Task inputs =>
----
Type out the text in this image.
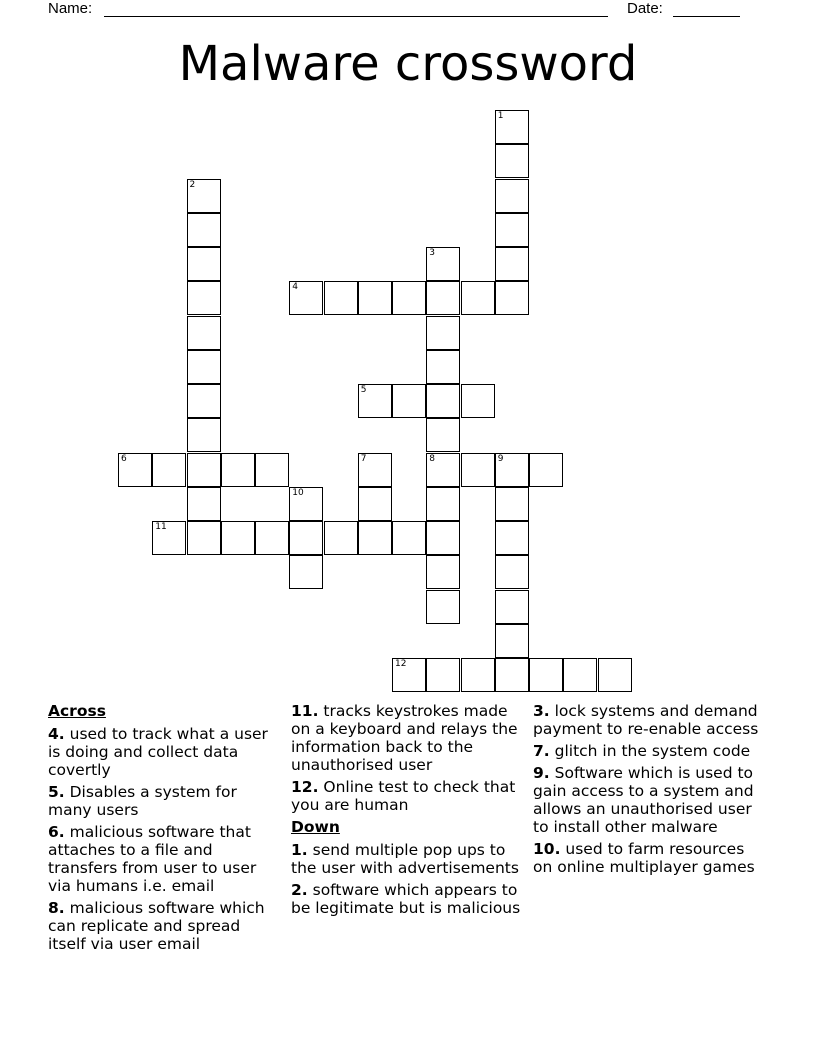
Name:	Date:
Malware crossword
1
2
3
8
4
5
6	7	9
10
11
12
Across
4. used to track what a user is doing and collect data covertly
5. Disables a system for many users
6. malicious software that attaches to a file and transfers from user to user via humans i.e. email
8. malicious software which can replicate and spread itself via user email
11. tracks keystrokes made on a keyboard and relays the information back to the unauthorised user
12. Online test to check that you are human
Down
1. send multiple pop ups to the user with advertisements
2. software which appears to be legitimate but is malicious
3. lock systems and demand payment to re-enable access
7. glitch in the system code
9. Software which is used to gain access to a system and allows an unauthorised user to install other malware
10. used to farm resources on online multiplayer games
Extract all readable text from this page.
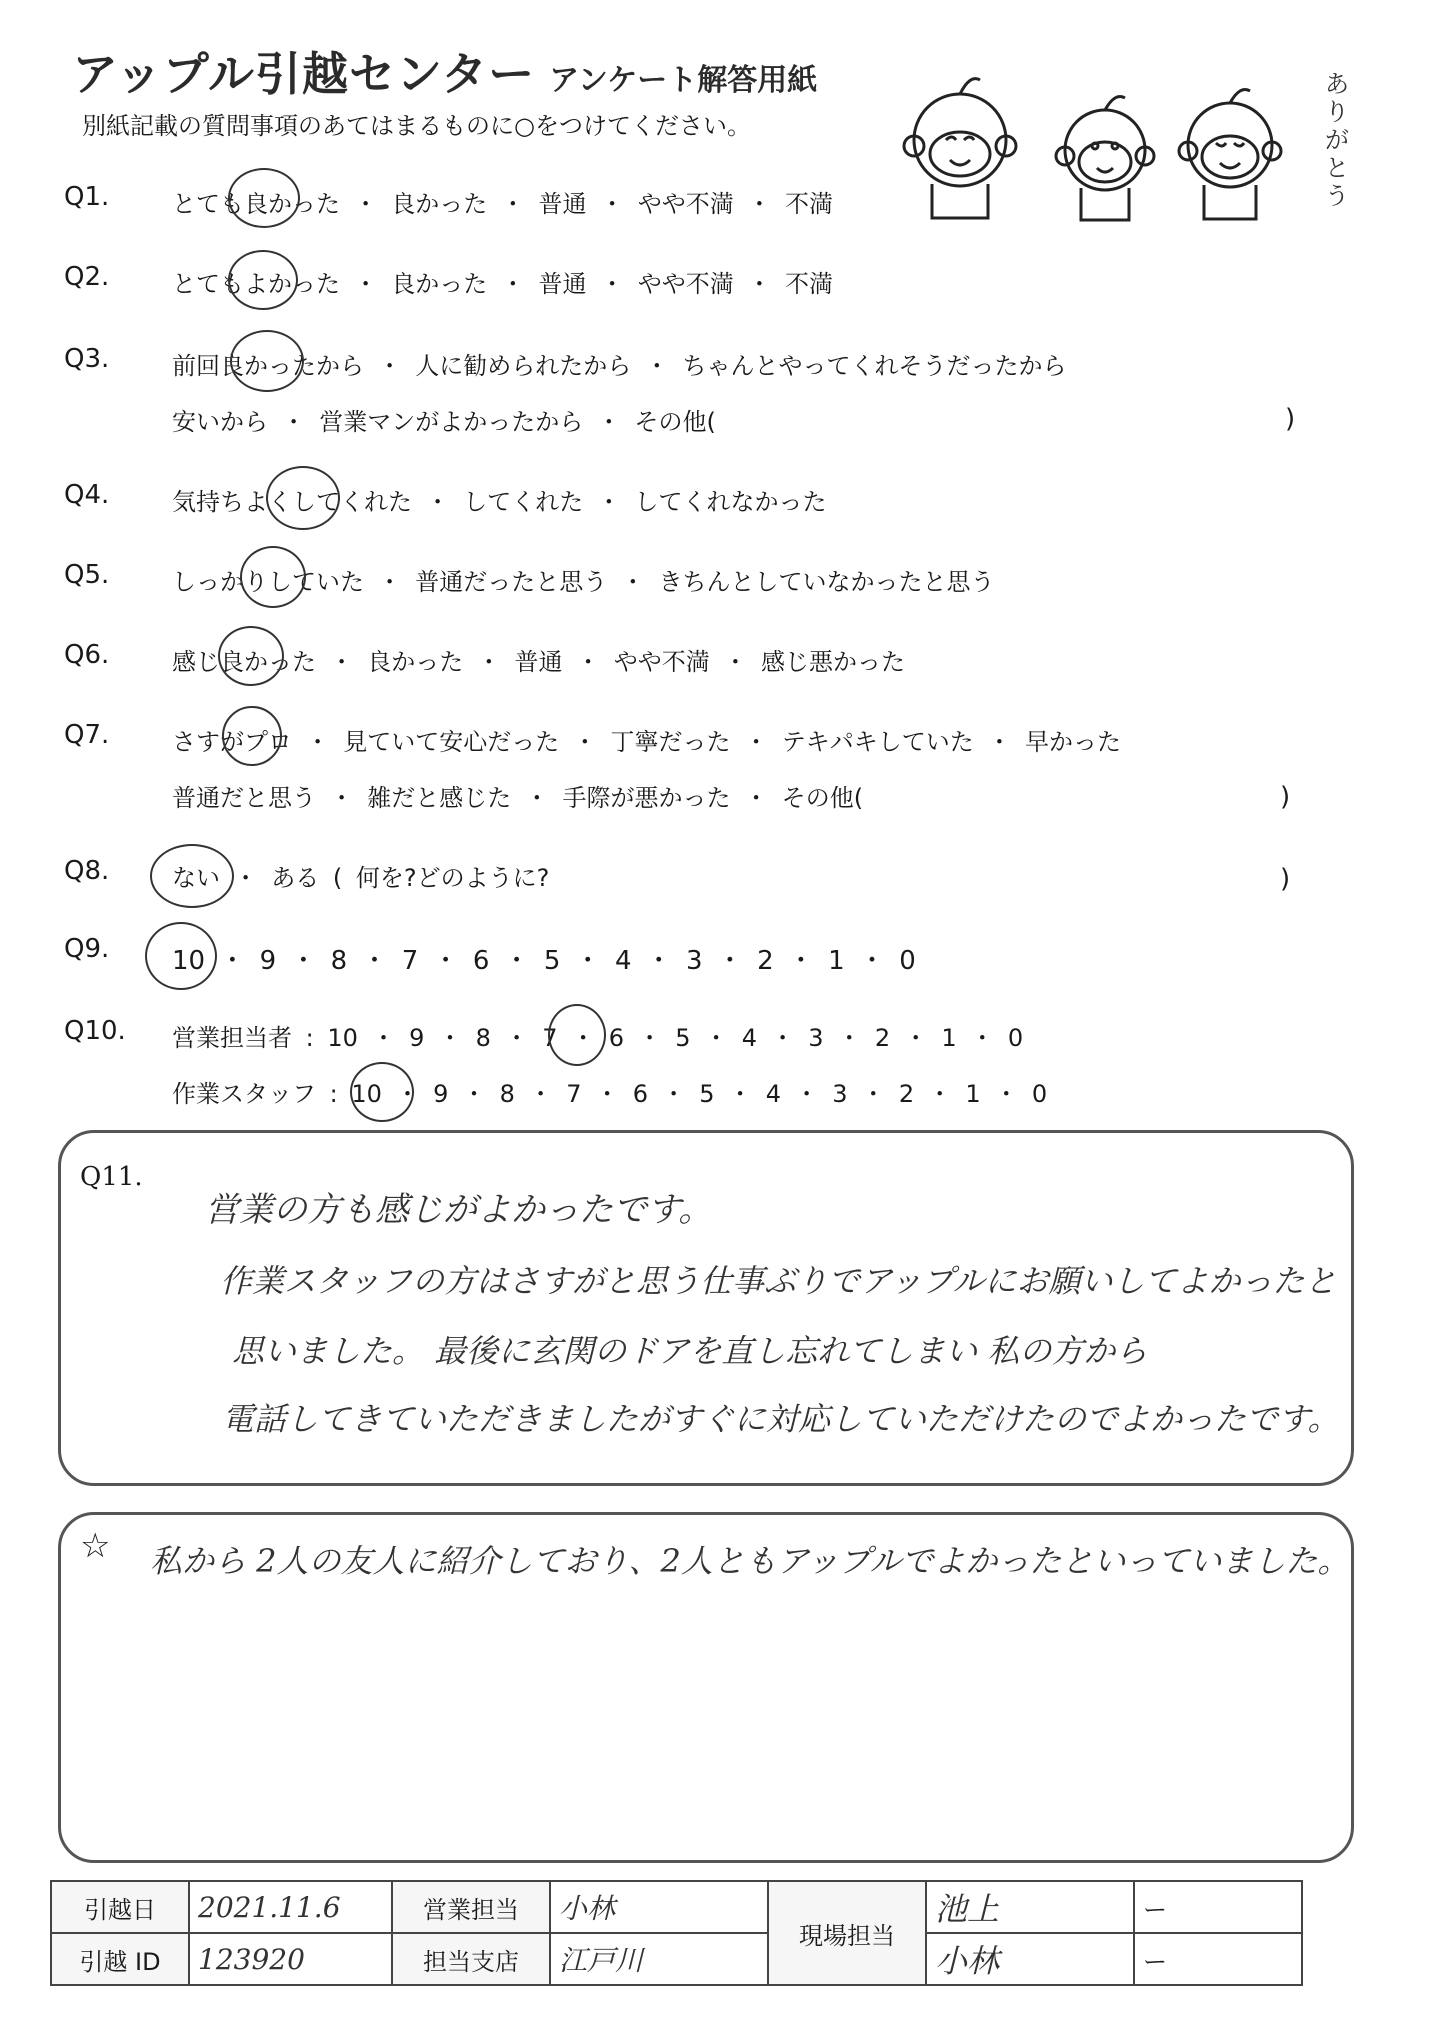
アップル引越センター アンケート解答用紙
別紙記載の質問事項のあてはまるものに○をつけてください。
ありがとう
Q1.	とても良かった ・ 良かった ・ 普通 ・ やや不満 ・ 不満
Q2.	とてもよかった ・ 良かった ・ 普通 ・ やや不満 ・ 不満
Q3.	前回良かったから ・ 人に勧められたから ・ ちゃんとやってくれそうだったから
安いから ・ 営業マンがよかったから ・ その他(	)
Q4.	気持ちよくしてくれた ・ してくれた ・ してくれなかった
Q5.	しっかりしていた ・ 普通だったと思う ・ きちんとしていなかったと思う
Q6.	感じ良かった ・ 良かった ・ 普通 ・ やや不満 ・ 感じ悪かった
Q7.	さすがプロ ・ 見ていて安心だった ・ 丁寧だった ・ テキパキしていた ・ 早かった
普通だと思う ・ 雑だと感じた ・ 手際が悪かった ・ その他(	)
Q8.	ない ・ ある ( 何を?どのように?	)
Q9. 10 ・ 9 ・ 8 ・ 7 ・ 6 ・ 5 ・ 4 ・ 3 ・ 2 ・ 1 ・ 0
Q10. 営業担当者 : 10 ・ 9 ・ 8 ・ 7 ・ 6 ・ 5 ・ 4 ・ 3 ・ 2 ・ 1 ・ 0
作業スタッフ : 10 ・ 9 ・ 8 ・ 7 ・ 6 ・ 5 ・ 4 ・ 3 ・ 2 ・ 1 ・ 0
Q11.
営業の方も感じがよかったです。
作業スタッフの方はさすがと思う仕事ぶりでアップルにお願いしてよかったと
思いました。 最後に玄関のドアを直し忘れてしまい 私の方から
電話してきていただきましたがすぐに対応していただけたのでよかったです。
☆ 私から 2人の友人に紹介しており、2人ともアップルでよかったといっていました。
引越日	2021.11.6	営業担当	小林	現場担当	池上	ー
引越 ID	123920	担当支店	江戸川		小林	ー
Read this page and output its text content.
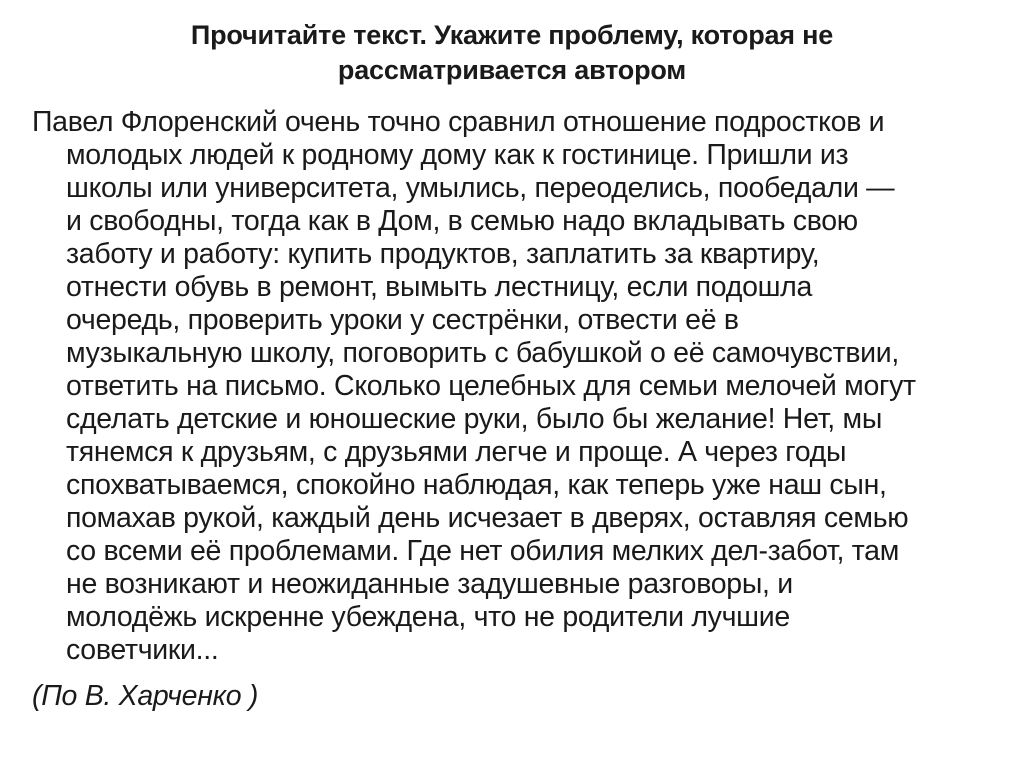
Прочитайте текст. Укажите проблему, которая не
рассматривается автором
Павел Флоренский очень точно сравнил отношение подростков и
молодых людей к родному дому как к гостинице. Пришли из
школы или университета, умылись, переоделись, пообедали —
и свободны, тогда как в Дом, в семью надо вкладывать свою
заботу и работу: купить продуктов, заплатить за квартиру,
отнести обувь в ремонт, вымыть лестницу, если подошла
очередь, проверить уроки у сестрёнки, отвести её в
музыкальную школу, поговорить с бабушкой о её самочувствии,
ответить на письмо. Сколько целебных для семьи мелочей могут
сделать детские и юношеские руки, было бы желание! Нет, мы
тянемся к друзьям, с друзьями легче и проще. А через годы
спохватываемся, спокойно наблюдая, как теперь уже наш сын,
помахав рукой, каждый день исчезает в дверях, оставляя семью
со всеми её проблемами. Где нет обилия мелких дел-забот, там
не возникают и неожиданные задушевные разговоры, и
молодёжь искренне убеждена, что не родители лучшие
советчики...
(По В. Харченко )
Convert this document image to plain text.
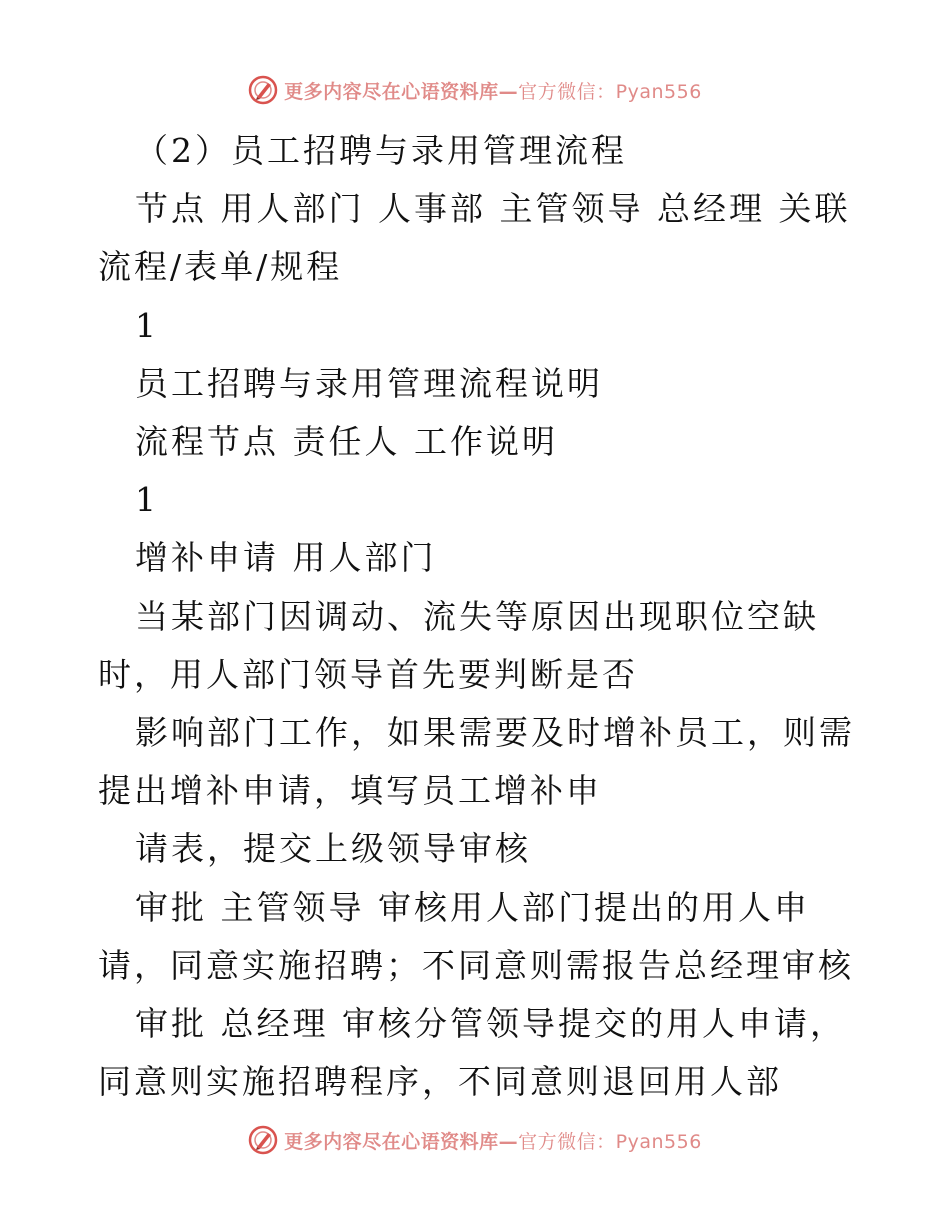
更多内容尽在心语资料库—官方微信：Pyan556

（2）员工招聘与录用管理流程

节点 用人部门 人事部 主管领导 总经理 关联流程/表单/规程

1

员工招聘与录用管理流程说明

流程节点 责任人 工作说明

1

增补申请 用人部门

当某部门因调动、流失等原因出现职位空缺时，用人部门领导首先要判断是否

影响部门工作，如果需要及时增补员工，则需提出增补申请，填写员工增补申

请表，提交上级领导审核

审批 主管领导 审核用人部门提出的用人申请，同意实施招聘；不同意则需报告总经理审核

审批 总经理 审核分管领导提交的用人申请，同意则实施招聘程序，不同意则退回用人部

更多内容尽在心语资料库—官方微信：Pyan556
----
Exercise objective =>
Pull out and copy each line containing the string "that".

Result =>
6. malicious software that attaches to a file and transfers from user to user via humans i.e. email
12. Online test to check that you are human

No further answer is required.